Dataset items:
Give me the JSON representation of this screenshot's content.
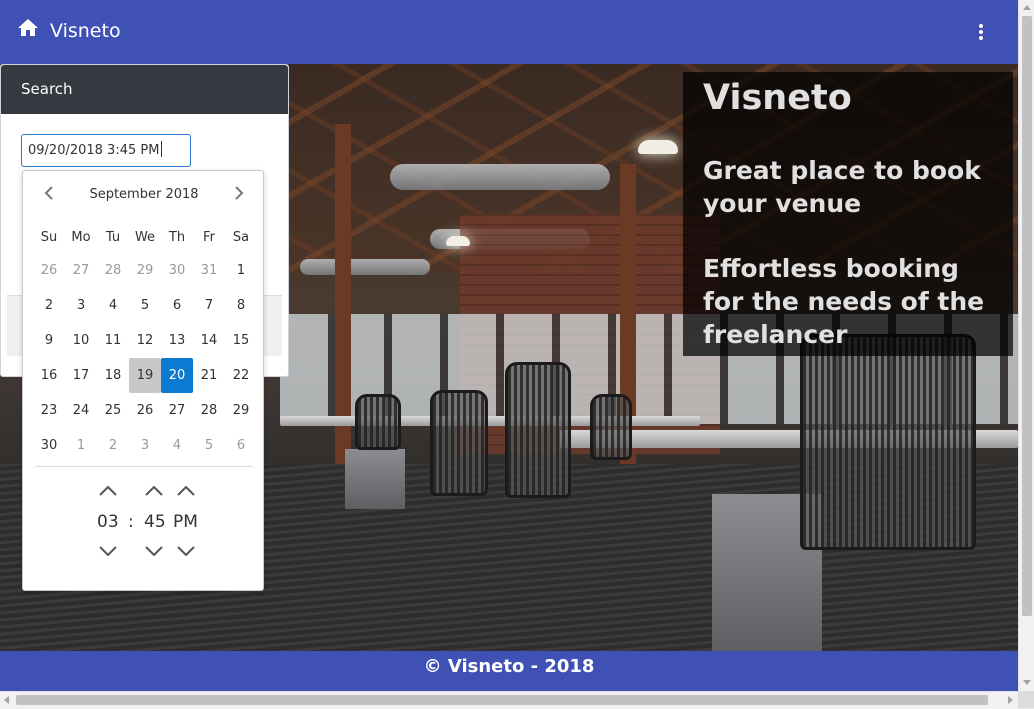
{
  "navbar": {
    "brand": "Visneto",
    "home_icon": "home-icon",
    "menu_icon": "more-vertical-icon",
    "background": "#3f51b5"
  },
  "search": {
    "title": "Search",
    "input_value": "09/20/2018 3:45 PM"
  },
  "datepicker": {
    "month_label": "September 2018",
    "prev_icon": "chevron-left-icon",
    "next_icon": "chevron-right-icon",
    "weekdays": [
      "Su",
      "Mo",
      "Tu",
      "We",
      "Th",
      "Fr",
      "Sa"
    ],
    "weeks": [
      [
        "26",
        "27",
        "28",
        "29",
        "30",
        "31",
        "1"
      ],
      [
        "2",
        "3",
        "4",
        "5",
        "6",
        "7",
        "8"
      ],
      [
        "9",
        "10",
        "11",
        "12",
        "13",
        "14",
        "15"
      ],
      [
        "16",
        "17",
        "18",
        "19",
        "20",
        "21",
        "22"
      ],
      [
        "23",
        "24",
        "25",
        "26",
        "27",
        "28",
        "29"
      ],
      [
        "30",
        "1",
        "2",
        "3",
        "4",
        "5",
        "6"
      ]
    ],
    "today": "19",
    "selected": "20",
    "selected_color": "#0a7bd0",
    "time": {
      "hour": "03",
      "separator": ":",
      "minute": "45",
      "period": "PM"
    }
  },
  "hero": {
    "title": "Visneto",
    "tagline_1": "Great place to book your venue",
    "tagline_2": "Effortless booking for the needs of the freelancer"
  },
  "footer": {
    "text": "© Visneto - 2018"
  }
}
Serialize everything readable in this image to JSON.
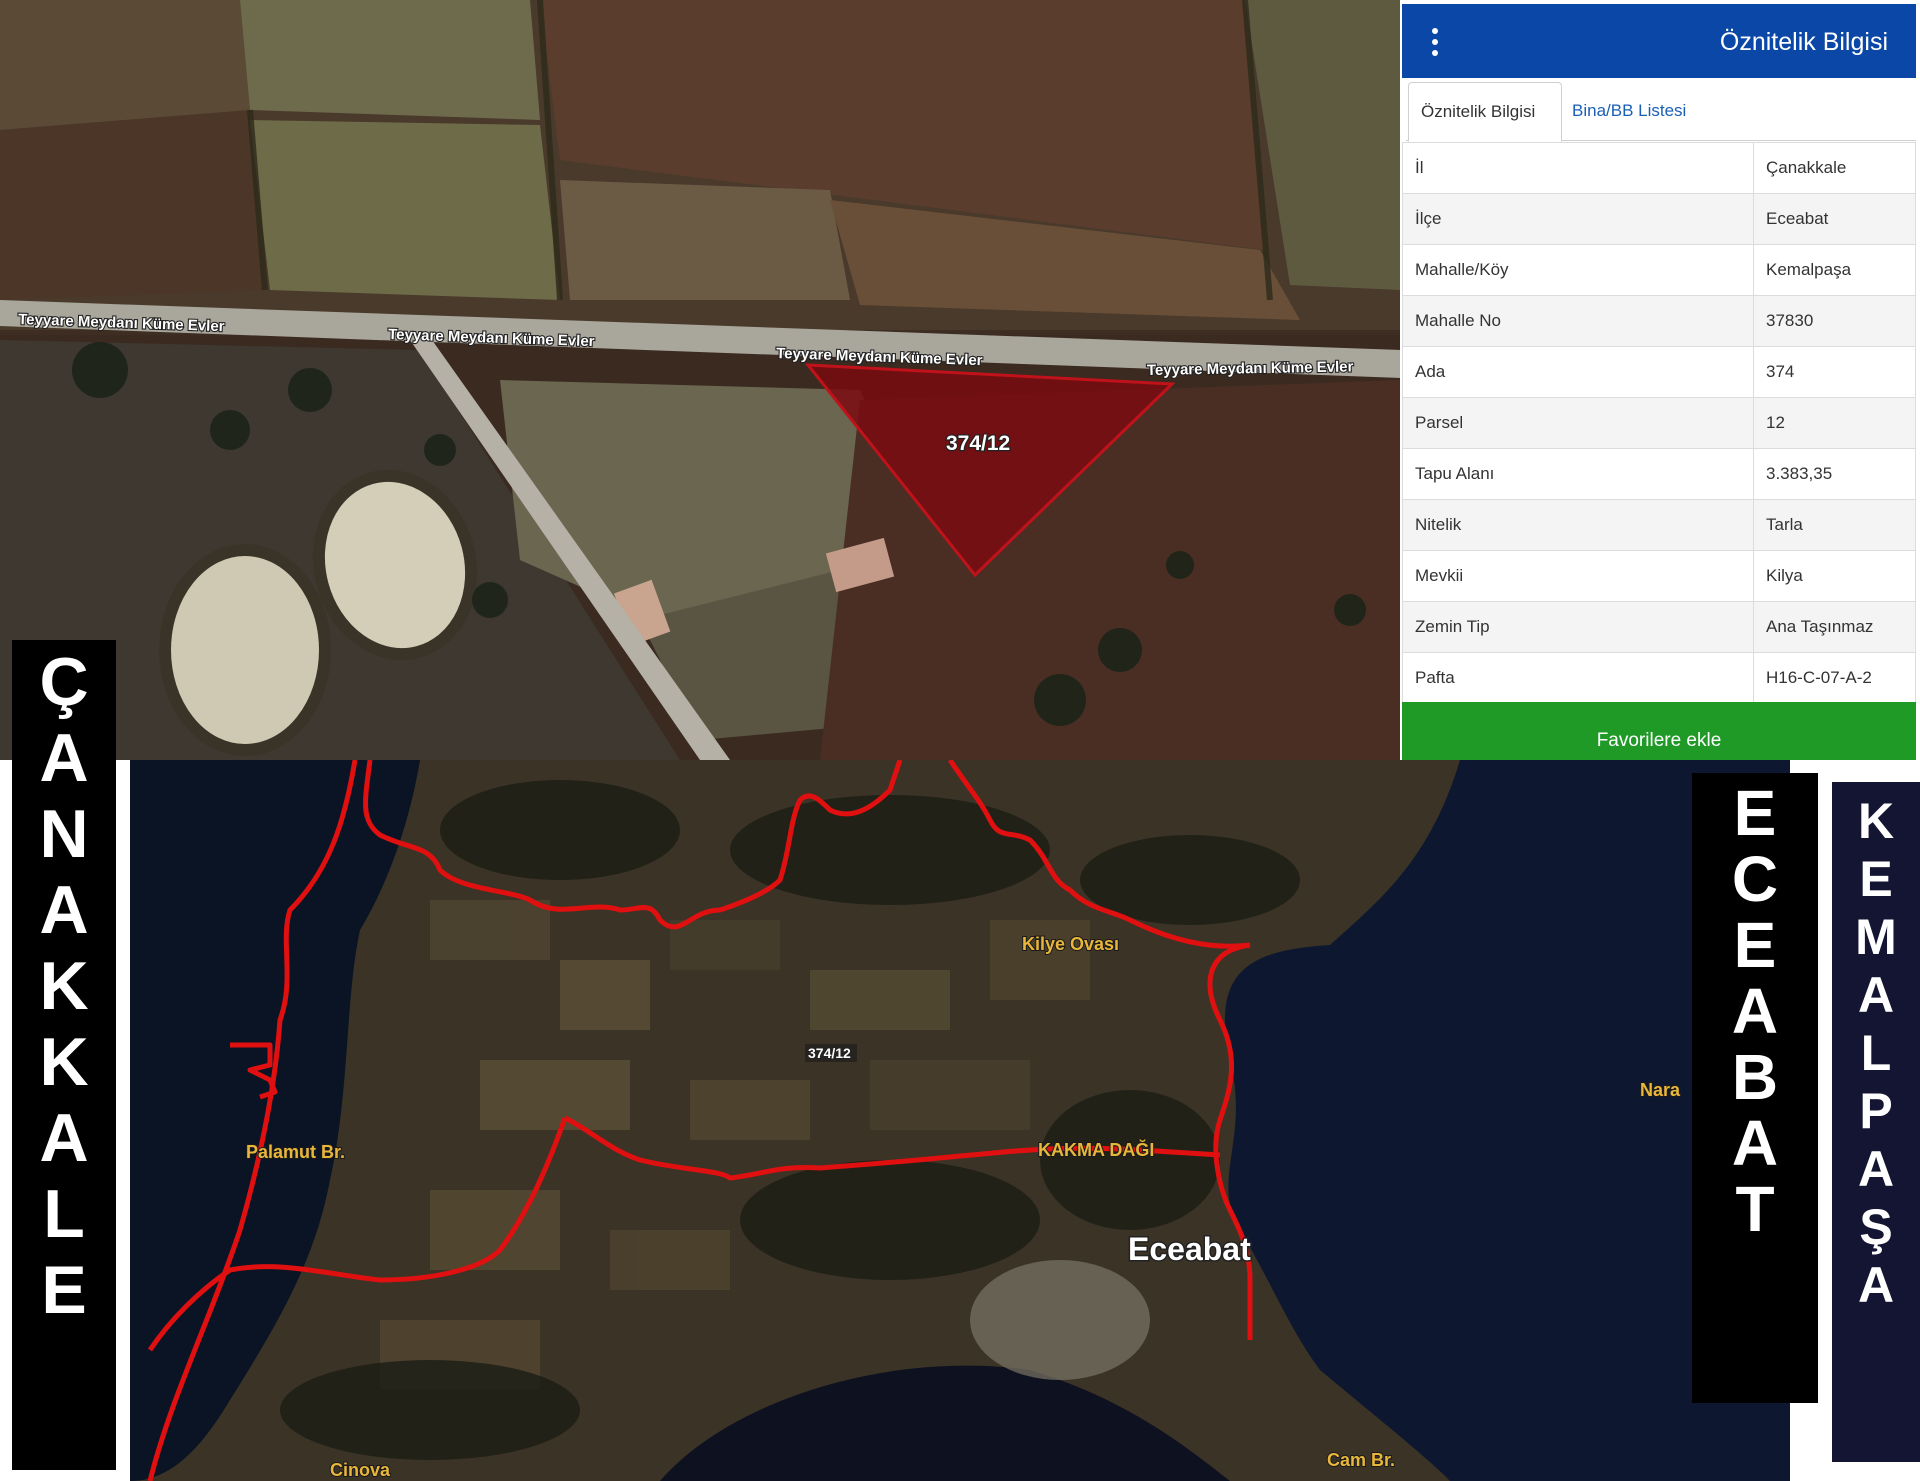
{
  "top_map": {
    "road_labels": [
      "Teyyare Meydanı Küme Evler",
      "Teyyare Meydanı Küme Evler",
      "Teyyare Meydanı Küme Evler",
      "Teyyare Meydanı Küme Evler"
    ],
    "parcel_label": "374/12",
    "parcel_color": "#7a0b10"
  },
  "panel": {
    "header_title": "Öznitelik Bilgisi",
    "header_color": "#0a47a6",
    "menu_icon": "vertical-dots-icon",
    "tabs": [
      "Öznitelik Bilgisi",
      "Bina/BB Listesi"
    ],
    "rows": [
      {
        "key": "İl",
        "value": "Çanakkale"
      },
      {
        "key": "İlçe",
        "value": "Eceabat"
      },
      {
        "key": "Mahalle/Köy",
        "value": "Kemalpaşa"
      },
      {
        "key": "Mahalle No",
        "value": "37830"
      },
      {
        "key": "Ada",
        "value": "374"
      },
      {
        "key": "Parsel",
        "value": "12"
      },
      {
        "key": "Tapu Alanı",
        "value": "3.383,35"
      },
      {
        "key": "Nitelik",
        "value": "Tarla"
      },
      {
        "key": "Mevkii",
        "value": "Kilya"
      },
      {
        "key": "Zemin Tip",
        "value": "Ana Taşınmaz"
      },
      {
        "key": "Pafta",
        "value": "H16-C-07-A-2"
      }
    ],
    "favorite_button": "Favorilere ekle",
    "favorite_color": "#1f9a27"
  },
  "bottom_map": {
    "places": {
      "kilye_ovasi": "Kilye Ovası",
      "palamut": "Palamut Br.",
      "kakma_dagi": "KAKMA DAĞI",
      "nara": "Nara",
      "cinova": "Cinova",
      "cam": "Cam Br.",
      "eceabat": "Eceabat"
    },
    "parcel_marker": "374/12",
    "boundary_color": "#e01010"
  },
  "banners": {
    "canakkale": "Ç\nA\nN\nA\nK\nK\nA\nL\nE",
    "eceabat": "E\nC\nE\nA\nB\nA\nT",
    "kemalpasa": "K\nE\nM\nA\nL\nP\nA\nŞ\nA"
  }
}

◆ **The task**
Pull out the lines above in which the word "JSON" appears.

◆ **The output**
Give me the JSON representation of this screenshot's content.
Serialize everything readable in this image to JSON.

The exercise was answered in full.